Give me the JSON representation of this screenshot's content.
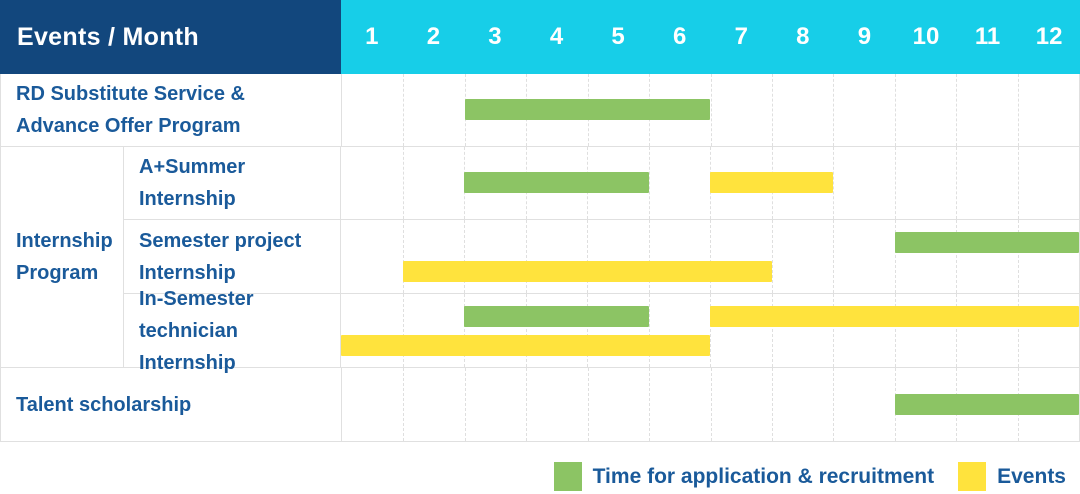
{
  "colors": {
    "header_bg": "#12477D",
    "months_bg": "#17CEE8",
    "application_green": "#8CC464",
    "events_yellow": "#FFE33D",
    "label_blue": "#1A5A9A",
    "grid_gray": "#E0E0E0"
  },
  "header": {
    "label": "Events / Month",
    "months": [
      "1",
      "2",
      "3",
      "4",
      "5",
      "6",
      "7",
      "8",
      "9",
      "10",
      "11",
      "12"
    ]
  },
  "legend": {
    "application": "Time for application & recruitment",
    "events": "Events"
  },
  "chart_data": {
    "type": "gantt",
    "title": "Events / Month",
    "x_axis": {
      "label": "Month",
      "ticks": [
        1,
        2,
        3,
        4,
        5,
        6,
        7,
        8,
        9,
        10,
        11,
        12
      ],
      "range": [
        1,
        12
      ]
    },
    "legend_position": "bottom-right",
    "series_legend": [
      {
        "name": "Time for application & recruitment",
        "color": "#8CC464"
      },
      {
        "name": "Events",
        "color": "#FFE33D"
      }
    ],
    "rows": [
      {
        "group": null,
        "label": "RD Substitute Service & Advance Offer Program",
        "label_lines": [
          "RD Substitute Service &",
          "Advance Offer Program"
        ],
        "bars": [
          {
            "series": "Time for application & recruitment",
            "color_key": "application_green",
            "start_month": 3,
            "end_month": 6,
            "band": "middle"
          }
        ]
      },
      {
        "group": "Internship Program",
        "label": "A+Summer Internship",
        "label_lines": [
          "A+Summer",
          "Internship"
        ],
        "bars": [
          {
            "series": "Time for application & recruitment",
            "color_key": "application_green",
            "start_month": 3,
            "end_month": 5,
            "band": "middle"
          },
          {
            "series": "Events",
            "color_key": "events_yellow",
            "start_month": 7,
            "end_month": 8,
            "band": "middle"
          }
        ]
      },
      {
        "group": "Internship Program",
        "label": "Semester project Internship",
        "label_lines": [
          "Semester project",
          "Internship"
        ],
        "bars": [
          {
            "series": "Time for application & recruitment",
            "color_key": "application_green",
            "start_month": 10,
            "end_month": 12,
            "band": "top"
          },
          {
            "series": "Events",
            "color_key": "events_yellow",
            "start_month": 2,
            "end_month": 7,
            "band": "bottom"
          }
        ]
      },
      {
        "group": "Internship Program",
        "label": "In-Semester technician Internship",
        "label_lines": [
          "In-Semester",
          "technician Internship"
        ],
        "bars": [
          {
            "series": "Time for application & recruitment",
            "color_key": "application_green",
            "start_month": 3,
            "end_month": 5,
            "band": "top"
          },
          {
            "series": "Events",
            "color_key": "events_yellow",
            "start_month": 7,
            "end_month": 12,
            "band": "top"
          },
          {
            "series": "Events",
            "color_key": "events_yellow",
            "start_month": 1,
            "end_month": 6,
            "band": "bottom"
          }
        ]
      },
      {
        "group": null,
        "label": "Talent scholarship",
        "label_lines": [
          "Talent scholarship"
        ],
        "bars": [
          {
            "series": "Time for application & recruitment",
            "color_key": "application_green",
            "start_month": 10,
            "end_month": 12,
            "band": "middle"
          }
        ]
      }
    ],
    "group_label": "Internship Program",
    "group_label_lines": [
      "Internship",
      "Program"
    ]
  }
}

^^^^

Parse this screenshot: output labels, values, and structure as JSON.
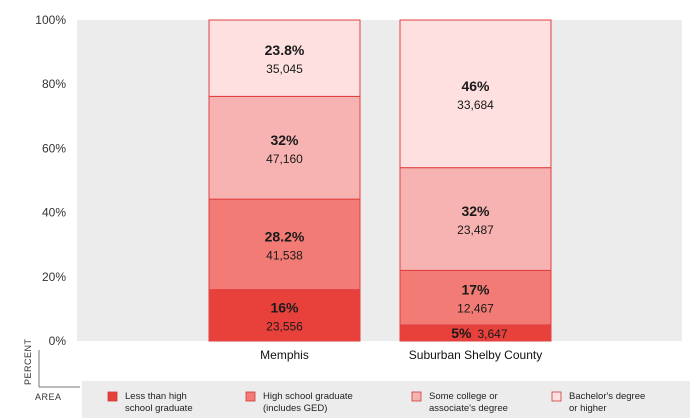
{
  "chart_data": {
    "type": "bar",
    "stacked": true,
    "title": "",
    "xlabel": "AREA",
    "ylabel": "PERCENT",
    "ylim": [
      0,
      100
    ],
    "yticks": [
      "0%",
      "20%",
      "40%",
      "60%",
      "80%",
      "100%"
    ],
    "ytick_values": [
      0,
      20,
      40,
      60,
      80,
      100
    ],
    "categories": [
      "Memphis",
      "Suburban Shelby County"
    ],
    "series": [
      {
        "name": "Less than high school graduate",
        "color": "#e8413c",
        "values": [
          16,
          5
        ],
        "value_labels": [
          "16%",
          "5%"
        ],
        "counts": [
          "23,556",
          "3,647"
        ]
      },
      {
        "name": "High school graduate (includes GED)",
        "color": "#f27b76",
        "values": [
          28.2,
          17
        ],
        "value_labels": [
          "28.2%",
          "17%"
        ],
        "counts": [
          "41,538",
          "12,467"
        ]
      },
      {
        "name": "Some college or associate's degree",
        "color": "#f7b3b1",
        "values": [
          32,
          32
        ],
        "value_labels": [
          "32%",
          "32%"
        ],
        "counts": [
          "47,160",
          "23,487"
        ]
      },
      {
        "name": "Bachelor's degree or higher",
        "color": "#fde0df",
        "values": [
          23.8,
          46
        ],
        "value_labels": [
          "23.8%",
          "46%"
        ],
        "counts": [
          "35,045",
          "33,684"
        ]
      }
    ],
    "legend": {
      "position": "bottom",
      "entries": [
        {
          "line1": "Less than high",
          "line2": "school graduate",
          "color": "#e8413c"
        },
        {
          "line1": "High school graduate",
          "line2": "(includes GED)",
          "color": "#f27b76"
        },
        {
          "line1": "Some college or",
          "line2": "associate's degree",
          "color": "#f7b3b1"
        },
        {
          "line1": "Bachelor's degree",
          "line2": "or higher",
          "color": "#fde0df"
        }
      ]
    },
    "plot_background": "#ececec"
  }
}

^^^^

## Stated exercise
Count how many lines above include the word "degree" and answer with that figure only.

## Response
4